## Requirements
Using the records below, give the number of lines where the word "Anticipated" appears, with no further output.

(Dataset records)

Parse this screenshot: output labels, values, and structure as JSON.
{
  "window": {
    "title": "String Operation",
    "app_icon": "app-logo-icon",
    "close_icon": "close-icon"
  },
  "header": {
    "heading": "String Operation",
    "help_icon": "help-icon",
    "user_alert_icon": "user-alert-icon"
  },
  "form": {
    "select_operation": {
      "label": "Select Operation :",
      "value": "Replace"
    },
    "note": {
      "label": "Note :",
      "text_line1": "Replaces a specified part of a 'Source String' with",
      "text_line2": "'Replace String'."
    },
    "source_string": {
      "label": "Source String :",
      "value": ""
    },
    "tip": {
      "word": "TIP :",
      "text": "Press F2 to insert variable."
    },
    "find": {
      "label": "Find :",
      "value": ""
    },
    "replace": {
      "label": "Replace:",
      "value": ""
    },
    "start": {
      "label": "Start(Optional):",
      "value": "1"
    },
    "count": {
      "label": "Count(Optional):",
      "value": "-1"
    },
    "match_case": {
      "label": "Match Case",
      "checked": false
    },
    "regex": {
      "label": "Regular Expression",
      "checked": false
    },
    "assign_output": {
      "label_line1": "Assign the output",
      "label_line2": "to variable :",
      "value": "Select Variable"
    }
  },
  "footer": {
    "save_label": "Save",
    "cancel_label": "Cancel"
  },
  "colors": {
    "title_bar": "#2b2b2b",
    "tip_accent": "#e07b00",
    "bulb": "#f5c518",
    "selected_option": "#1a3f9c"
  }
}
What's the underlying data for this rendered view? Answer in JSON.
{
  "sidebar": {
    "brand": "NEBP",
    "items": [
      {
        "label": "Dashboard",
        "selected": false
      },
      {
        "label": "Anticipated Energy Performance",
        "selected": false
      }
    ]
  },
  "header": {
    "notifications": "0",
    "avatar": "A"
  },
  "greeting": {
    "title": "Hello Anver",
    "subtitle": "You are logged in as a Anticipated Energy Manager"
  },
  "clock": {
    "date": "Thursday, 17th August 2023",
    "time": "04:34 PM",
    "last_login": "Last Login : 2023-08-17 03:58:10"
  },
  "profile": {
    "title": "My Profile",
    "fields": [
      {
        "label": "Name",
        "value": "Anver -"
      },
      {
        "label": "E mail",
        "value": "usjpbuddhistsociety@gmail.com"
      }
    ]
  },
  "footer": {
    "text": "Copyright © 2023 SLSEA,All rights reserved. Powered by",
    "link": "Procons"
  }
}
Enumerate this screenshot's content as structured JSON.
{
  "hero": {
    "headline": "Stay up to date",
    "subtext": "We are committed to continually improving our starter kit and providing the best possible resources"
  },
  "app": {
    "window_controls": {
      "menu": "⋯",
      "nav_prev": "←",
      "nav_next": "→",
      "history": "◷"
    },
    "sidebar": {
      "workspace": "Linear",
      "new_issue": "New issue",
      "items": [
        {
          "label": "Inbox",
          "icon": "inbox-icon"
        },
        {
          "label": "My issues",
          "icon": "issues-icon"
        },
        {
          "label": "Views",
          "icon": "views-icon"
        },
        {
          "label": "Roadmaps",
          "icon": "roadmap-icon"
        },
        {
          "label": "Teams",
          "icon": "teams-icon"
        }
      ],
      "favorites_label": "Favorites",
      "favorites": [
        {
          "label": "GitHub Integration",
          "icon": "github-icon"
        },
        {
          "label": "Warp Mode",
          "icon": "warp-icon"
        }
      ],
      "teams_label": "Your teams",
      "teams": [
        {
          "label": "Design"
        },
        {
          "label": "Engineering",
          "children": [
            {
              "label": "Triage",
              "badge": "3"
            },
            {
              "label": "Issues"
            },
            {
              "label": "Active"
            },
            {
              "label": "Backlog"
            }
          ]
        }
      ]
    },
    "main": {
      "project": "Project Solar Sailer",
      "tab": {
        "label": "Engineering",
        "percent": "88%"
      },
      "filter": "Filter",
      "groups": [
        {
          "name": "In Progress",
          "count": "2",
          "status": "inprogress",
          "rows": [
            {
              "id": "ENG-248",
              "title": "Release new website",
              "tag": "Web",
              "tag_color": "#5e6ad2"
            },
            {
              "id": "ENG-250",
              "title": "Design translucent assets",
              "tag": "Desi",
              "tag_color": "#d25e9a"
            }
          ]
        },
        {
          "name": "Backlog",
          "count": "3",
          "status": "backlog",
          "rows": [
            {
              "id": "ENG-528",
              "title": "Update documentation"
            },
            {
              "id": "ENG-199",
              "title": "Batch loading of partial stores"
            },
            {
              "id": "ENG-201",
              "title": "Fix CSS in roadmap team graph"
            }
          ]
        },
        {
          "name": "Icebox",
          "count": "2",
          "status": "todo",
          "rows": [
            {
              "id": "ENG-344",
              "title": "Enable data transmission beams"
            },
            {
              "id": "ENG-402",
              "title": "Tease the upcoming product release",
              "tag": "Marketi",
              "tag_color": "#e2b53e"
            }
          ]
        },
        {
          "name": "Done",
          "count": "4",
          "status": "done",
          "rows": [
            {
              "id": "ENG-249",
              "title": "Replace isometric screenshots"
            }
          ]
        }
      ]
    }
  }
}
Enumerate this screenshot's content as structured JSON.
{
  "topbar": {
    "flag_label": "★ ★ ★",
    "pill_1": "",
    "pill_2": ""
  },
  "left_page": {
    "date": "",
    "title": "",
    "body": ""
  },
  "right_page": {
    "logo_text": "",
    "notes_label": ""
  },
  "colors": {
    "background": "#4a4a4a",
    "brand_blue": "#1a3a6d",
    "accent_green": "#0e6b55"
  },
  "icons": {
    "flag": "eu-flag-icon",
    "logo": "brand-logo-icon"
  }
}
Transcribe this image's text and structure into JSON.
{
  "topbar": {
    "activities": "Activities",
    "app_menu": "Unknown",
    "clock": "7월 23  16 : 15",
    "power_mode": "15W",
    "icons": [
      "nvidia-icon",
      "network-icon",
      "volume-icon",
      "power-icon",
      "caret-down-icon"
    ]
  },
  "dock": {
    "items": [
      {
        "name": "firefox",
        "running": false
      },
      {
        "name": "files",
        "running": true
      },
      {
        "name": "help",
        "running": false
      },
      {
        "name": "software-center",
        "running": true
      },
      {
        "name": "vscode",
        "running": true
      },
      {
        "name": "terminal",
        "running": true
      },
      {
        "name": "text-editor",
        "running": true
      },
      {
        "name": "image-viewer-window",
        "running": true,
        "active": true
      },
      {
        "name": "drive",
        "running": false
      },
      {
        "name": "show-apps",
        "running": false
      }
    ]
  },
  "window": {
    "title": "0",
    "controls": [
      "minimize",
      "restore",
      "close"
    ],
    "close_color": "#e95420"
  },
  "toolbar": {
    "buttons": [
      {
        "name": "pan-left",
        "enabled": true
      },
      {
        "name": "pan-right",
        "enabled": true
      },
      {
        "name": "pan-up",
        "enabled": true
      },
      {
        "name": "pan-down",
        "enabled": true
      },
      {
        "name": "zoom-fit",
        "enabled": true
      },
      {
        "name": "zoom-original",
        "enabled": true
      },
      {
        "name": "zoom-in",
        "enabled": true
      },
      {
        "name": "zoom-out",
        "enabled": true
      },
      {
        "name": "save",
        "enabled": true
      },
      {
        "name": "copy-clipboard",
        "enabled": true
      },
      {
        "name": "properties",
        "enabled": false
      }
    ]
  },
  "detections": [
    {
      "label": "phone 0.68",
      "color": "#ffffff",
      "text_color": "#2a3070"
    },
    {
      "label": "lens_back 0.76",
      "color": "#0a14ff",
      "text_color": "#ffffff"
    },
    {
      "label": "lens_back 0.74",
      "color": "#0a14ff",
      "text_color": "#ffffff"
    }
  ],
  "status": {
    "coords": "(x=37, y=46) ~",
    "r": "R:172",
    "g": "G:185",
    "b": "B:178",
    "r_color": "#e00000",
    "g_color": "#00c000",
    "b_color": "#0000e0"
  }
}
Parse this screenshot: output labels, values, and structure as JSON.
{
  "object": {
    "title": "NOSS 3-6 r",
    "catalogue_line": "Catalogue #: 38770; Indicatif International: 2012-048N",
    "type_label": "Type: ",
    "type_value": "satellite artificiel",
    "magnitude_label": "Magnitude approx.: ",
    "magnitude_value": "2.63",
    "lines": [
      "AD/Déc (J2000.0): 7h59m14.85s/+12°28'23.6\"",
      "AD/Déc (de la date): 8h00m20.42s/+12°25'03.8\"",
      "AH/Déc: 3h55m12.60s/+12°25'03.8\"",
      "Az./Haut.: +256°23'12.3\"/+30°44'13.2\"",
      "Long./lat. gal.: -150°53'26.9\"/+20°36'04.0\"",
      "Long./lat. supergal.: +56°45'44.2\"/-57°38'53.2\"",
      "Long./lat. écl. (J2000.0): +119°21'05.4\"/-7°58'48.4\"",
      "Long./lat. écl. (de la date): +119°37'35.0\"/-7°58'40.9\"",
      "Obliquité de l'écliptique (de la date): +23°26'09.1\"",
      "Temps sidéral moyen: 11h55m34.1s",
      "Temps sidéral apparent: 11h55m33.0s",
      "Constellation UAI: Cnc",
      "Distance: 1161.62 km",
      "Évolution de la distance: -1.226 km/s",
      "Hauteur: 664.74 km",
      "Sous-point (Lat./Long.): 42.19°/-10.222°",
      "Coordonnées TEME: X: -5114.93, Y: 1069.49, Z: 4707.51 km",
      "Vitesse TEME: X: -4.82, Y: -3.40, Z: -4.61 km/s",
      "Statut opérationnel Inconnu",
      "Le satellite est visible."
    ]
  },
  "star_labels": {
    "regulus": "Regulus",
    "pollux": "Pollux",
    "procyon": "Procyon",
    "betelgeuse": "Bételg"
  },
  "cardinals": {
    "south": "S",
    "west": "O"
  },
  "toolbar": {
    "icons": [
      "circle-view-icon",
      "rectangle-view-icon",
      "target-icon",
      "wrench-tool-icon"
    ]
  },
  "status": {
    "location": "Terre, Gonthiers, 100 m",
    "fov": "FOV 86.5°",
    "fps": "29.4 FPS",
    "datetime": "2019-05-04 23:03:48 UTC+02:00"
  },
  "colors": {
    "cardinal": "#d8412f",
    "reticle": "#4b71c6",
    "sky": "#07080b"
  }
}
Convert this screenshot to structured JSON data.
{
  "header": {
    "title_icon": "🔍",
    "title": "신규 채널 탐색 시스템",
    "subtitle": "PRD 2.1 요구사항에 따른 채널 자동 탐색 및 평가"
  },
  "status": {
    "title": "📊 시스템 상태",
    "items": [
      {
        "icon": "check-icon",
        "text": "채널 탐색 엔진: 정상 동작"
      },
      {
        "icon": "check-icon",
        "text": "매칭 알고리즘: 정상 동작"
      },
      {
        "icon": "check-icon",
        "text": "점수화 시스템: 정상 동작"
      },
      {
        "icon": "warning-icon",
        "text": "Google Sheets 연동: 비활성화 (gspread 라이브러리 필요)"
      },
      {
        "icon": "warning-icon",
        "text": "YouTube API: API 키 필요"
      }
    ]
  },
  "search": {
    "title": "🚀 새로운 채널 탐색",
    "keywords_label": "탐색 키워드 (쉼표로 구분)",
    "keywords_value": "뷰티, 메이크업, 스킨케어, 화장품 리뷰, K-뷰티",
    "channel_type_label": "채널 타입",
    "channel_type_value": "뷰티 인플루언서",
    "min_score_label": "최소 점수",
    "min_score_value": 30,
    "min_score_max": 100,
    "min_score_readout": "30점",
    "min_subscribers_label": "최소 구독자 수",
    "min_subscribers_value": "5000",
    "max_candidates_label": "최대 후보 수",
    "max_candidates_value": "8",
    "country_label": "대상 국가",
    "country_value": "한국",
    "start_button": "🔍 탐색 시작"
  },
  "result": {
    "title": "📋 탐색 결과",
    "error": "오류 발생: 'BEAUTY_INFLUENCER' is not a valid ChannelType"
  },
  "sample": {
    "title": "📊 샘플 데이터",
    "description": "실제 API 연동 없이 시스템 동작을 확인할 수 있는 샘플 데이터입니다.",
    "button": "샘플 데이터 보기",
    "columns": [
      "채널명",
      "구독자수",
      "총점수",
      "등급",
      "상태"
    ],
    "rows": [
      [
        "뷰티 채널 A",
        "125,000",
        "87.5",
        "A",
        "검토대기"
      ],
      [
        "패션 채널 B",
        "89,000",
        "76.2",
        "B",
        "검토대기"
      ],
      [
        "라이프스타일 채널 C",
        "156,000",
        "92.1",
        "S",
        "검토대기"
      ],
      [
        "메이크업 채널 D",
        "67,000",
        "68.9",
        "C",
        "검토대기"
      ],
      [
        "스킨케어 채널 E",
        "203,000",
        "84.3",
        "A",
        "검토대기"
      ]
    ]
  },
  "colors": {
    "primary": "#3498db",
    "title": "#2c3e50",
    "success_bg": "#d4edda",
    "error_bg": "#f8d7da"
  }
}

## Complete output
2